____ INFORMATION SHOWN
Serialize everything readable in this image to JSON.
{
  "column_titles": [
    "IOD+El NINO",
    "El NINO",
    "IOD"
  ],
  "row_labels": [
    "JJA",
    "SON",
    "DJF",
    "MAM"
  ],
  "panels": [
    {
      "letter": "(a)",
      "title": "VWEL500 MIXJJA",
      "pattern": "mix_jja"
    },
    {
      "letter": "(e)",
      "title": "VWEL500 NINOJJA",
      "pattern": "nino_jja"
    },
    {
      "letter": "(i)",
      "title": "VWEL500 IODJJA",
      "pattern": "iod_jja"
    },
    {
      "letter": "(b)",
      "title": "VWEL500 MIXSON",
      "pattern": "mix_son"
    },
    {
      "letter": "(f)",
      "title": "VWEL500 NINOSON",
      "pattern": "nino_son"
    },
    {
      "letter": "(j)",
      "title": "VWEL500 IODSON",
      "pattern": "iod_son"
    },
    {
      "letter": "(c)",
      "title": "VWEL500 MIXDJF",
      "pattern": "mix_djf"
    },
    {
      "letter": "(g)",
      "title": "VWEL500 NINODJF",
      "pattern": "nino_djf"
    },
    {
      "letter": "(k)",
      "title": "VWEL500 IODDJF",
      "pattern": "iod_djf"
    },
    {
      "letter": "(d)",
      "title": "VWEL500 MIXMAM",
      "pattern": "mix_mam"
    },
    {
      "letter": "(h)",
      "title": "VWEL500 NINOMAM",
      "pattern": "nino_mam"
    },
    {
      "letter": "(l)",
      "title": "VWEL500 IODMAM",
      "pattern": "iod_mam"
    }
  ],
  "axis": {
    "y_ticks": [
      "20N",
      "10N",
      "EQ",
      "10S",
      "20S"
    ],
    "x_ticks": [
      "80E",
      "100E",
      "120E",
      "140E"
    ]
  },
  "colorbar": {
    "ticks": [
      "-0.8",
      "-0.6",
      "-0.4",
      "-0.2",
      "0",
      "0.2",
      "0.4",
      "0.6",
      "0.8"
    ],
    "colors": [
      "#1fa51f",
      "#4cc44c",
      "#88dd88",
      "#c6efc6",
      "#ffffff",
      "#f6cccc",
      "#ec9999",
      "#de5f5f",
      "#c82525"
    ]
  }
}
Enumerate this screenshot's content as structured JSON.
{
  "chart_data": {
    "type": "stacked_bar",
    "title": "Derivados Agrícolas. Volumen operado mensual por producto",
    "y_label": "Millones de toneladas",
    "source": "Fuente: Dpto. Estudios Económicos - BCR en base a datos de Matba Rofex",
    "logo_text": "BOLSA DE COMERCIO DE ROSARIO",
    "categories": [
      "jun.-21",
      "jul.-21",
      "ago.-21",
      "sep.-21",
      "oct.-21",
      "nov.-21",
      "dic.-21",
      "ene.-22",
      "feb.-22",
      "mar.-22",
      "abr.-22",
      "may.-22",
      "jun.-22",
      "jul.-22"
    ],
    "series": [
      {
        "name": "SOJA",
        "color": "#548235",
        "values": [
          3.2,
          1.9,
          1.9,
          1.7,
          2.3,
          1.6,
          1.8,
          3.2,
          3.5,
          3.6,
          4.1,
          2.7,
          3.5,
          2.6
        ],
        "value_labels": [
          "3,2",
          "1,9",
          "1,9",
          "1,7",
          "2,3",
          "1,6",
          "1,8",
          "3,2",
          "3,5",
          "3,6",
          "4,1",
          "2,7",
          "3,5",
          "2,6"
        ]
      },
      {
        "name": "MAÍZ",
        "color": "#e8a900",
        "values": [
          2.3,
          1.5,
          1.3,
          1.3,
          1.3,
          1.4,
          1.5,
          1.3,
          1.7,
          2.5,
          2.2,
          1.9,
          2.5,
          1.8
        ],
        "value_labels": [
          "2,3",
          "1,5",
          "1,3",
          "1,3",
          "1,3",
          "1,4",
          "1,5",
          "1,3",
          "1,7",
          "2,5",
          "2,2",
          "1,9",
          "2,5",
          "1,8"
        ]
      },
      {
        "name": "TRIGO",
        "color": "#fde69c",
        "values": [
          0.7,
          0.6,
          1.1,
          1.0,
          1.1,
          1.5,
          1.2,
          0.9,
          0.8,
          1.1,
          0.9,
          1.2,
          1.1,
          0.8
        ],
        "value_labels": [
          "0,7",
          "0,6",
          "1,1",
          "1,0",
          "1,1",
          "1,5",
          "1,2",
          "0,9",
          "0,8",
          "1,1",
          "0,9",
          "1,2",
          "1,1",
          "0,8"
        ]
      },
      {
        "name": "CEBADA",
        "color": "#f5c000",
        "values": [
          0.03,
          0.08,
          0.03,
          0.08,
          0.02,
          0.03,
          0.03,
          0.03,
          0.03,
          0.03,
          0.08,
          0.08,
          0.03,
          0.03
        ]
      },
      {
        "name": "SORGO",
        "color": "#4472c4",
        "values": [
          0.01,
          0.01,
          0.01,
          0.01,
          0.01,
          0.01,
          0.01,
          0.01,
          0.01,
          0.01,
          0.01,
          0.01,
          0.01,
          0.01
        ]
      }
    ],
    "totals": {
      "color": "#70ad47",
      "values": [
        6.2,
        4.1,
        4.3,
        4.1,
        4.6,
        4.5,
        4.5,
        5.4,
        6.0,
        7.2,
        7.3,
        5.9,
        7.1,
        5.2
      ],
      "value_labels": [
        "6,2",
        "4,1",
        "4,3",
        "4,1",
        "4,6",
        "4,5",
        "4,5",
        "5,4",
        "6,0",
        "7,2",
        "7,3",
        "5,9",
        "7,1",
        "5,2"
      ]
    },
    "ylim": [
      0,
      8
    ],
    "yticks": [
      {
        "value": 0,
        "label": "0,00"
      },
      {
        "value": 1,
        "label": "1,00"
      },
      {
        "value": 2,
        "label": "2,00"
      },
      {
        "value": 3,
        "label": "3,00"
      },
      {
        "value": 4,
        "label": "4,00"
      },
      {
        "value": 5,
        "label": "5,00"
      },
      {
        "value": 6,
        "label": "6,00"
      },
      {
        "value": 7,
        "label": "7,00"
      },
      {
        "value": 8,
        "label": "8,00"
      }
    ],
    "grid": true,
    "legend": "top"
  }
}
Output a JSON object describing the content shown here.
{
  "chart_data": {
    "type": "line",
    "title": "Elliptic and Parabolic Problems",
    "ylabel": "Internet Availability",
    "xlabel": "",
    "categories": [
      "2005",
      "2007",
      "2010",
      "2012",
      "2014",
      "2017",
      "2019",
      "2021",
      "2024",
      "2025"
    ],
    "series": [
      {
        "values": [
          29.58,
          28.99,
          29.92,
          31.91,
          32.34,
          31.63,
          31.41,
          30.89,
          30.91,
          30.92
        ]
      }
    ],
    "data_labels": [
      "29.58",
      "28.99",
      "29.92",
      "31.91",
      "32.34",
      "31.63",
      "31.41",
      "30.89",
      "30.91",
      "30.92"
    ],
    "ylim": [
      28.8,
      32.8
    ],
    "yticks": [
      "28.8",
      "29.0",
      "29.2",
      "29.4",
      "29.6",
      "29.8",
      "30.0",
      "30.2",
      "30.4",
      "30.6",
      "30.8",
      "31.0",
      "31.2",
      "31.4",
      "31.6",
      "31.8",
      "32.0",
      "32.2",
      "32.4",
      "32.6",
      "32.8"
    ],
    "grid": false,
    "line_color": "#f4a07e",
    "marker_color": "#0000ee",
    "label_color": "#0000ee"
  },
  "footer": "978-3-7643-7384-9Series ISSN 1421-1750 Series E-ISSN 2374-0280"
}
________
WHAT IS REQUIRED: Copy the material above verbatim.

REPLY:
Serialize everything readable in this image to JSON.
{
  "column_titles": [
    "IOD+El NINO",
    "El NINO",
    "IOD"
  ],
  "row_labels": [
    "JJA",
    "SON",
    "DJF",
    "MAM"
  ],
  "panels": [
    {
      "letter": "(a)",
      "title": "VWEL500 MIXJJA",
      "pattern": "mix_jja"
    },
    {
      "letter": "(e)",
      "title": "VWEL500 NINOJJA",
      "pattern": "nino_jja"
    },
    {
      "letter": "(i)",
      "title": "VWEL500 IODJJA",
      "pattern": "iod_jja"
    },
    {
      "letter": "(b)",
      "title": "VWEL500 MIXSON",
      "pattern": "mix_son"
    },
    {
      "letter": "(f)",
      "title": "VWEL500 NINOSON",
      "pattern": "nino_son"
    },
    {
      "letter": "(j)",
      "title": "VWEL500 IODSON",
      "pattern": "iod_son"
    },
    {
      "letter": "(c)",
      "title": "VWEL500 MIXDJF",
      "pattern": "mix_djf"
    },
    {
      "letter": "(g)",
      "title": "VWEL500 NINODJF",
      "pattern": "nino_djf"
    },
    {
      "letter": "(k)",
      "title": "VWEL500 IODDJF",
      "pattern": "iod_djf"
    },
    {
      "letter": "(d)",
      "title": "VWEL500 MIXMAM",
      "pattern": "mix_mam"
    },
    {
      "letter": "(h)",
      "title": "VWEL500 NINOMAM",
      "pattern": "nino_mam"
    },
    {
      "letter": "(l)",
      "title": "VWEL500 IODMAM",
      "pattern": "iod_mam"
    }
  ],
  "axis": {
    "y_ticks": [
      "20N",
      "10N",
      "EQ",
      "10S",
      "20S"
    ],
    "x_ticks": [
      "80E",
      "100E",
      "120E",
      "140E"
    ]
  },
  "colorbar": {
    "ticks": [
      "-0.8",
      "-0.6",
      "-0.4",
      "-0.2",
      "0",
      "0.2",
      "0.4",
      "0.6",
      "0.8"
    ],
    "colors": [
      "#1fa51f",
      "#4cc44c",
      "#88dd88",
      "#c6efc6",
      "#ffffff",
      "#f6cccc",
      "#ec9999",
      "#de5f5f",
      "#c82525"
    ]
  }
}
Enumerate this screenshot's content as structured JSON.
{
  "chart_data": {
    "type": "stacked_bar",
    "title": "Derivados Agrícolas. Volumen operado mensual por producto",
    "y_label": "Millones de toneladas",
    "source": "Fuente: Dpto. Estudios Económicos - BCR en base a datos de Matba Rofex",
    "logo_text": "BOLSA DE COMERCIO DE ROSARIO",
    "categories": [
      "jun.-21",
      "jul.-21",
      "ago.-21",
      "sep.-21",
      "oct.-21",
      "nov.-21",
      "dic.-21",
      "ene.-22",
      "feb.-22",
      "mar.-22",
      "abr.-22",
      "may.-22",
      "jun.-22",
      "jul.-22"
    ],
    "series": [
      {
        "name": "SOJA",
        "color": "#548235",
        "values": [
          3.2,
          1.9,
          1.9,
          1.7,
          2.3,
          1.6,
          1.8,
          3.2,
          3.5,
          3.6,
          4.1,
          2.7,
          3.5,
          2.6
        ],
        "value_labels": [
          "3,2",
          "1,9",
          "1,9",
          "1,7",
          "2,3",
          "1,6",
          "1,8",
          "3,2",
          "3,5",
          "3,6",
          "4,1",
          "2,7",
          "3,5",
          "2,6"
        ]
      },
      {
        "name": "MAÍZ",
        "color": "#e8a900",
        "values": [
          2.3,
          1.5,
          1.3,
          1.3,
          1.3,
          1.4,
          1.5,
          1.3,
          1.7,
          2.5,
          2.2,
          1.9,
          2.5,
          1.8
        ],
        "value_labels": [
          "2,3",
          "1,5",
          "1,3",
          "1,3",
          "1,3",
          "1,4",
          "1,5",
          "1,3",
          "1,7",
          "2,5",
          "2,2",
          "1,9",
          "2,5",
          "1,8"
        ]
      },
      {
        "name": "TRIGO",
        "color": "#fde69c",
        "values": [
          0.7,
          0.6,
          1.1,
          1.0,
          1.1,
          1.5,
          1.2,
          0.9,
          0.8,
          1.1,
          0.9,
          1.2,
          1.1,
          0.8
        ],
        "value_labels": [
          "0,7",
          "0,6",
          "1,1",
          "1,0",
          "1,1",
          "1,5",
          "1,2",
          "0,9",
          "0,8",
          "1,1",
          "0,9",
          "1,2",
          "1,1",
          "0,8"
        ]
      },
      {
        "name": "CEBADA",
        "color": "#f5c000",
        "values": [
          0.03,
          0.08,
          0.03,
          0.08,
          0.02,
          0.03,
          0.03,
          0.03,
          0.03,
          0.03,
          0.08,
          0.08,
          0.03,
          0.03
        ]
      },
      {
        "name": "SORGO",
        "color": "#4472c4",
        "values": [
          0.01,
          0.01,
          0.01,
          0.01,
          0.01,
          0.01,
          0.01,
          0.01,
          0.01,
          0.01,
          0.01,
          0.01,
          0.01,
          0.01
        ]
      }
    ],
    "totals": {
      "color": "#70ad47",
      "values": [
        6.2,
        4.1,
        4.3,
        4.1,
        4.6,
        4.5,
        4.5,
        5.4,
        6.0,
        7.2,
        7.3,
        5.9,
        7.1,
        5.2
      ],
      "value_labels": [
        "6,2",
        "4,1",
        "4,3",
        "4,1",
        "4,6",
        "4,5",
        "4,5",
        "5,4",
        "6,0",
        "7,2",
        "7,3",
        "5,9",
        "7,1",
        "5,2"
      ]
    },
    "ylim": [
      0,
      8
    ],
    "yticks": [
      {
        "value": 0,
        "label": "0,00"
      },
      {
        "value": 1,
        "label": "1,00"
      },
      {
        "value": 2,
        "label": "2,00"
      },
      {
        "value": 3,
        "label": "3,00"
      },
      {
        "value": 4,
        "label": "4,00"
      },
      {
        "value": 5,
        "label": "5,00"
      },
      {
        "value": 6,
        "label": "6,00"
      },
      {
        "value": 7,
        "label": "7,00"
      },
      {
        "value": 8,
        "label": "8,00"
      }
    ],
    "grid": true,
    "legend": "top"
  }
}
Output a JSON object describing the content shown here.
{
  "chart_data": {
    "type": "line",
    "title": "Elliptic and Parabolic Problems",
    "ylabel": "Internet Availability",
    "xlabel": "",
    "categories": [
      "2005",
      "2007",
      "2010",
      "2012",
      "2014",
      "2017",
      "2019",
      "2021",
      "2024",
      "2025"
    ],
    "series": [
      {
        "values": [
          29.58,
          28.99,
          29.92,
          31.91,
          32.34,
          31.63,
          31.41,
          30.89,
          30.91,
          30.92
        ]
      }
    ],
    "data_labels": [
      "29.58",
      "28.99",
      "29.92",
      "31.91",
      "32.34",
      "31.63",
      "31.41",
      "30.89",
      "30.91",
      "30.92"
    ],
    "ylim": [
      28.8,
      32.8
    ],
    "yticks": [
      "28.8",
      "29.0",
      "29.2",
      "29.4",
      "29.6",
      "29.8",
      "30.0",
      "30.2",
      "30.4",
      "30.6",
      "30.8",
      "31.0",
      "31.2",
      "31.4",
      "31.6",
      "31.8",
      "32.0",
      "32.2",
      "32.4",
      "32.6",
      "32.8"
    ],
    "grid": false,
    "line_color": "#f4a07e",
    "marker_color": "#0000ee",
    "label_color": "#0000ee"
  },
  "footer": "978-3-7643-7384-9Series ISSN 1421-1750 Series E-ISSN 2374-0280"
}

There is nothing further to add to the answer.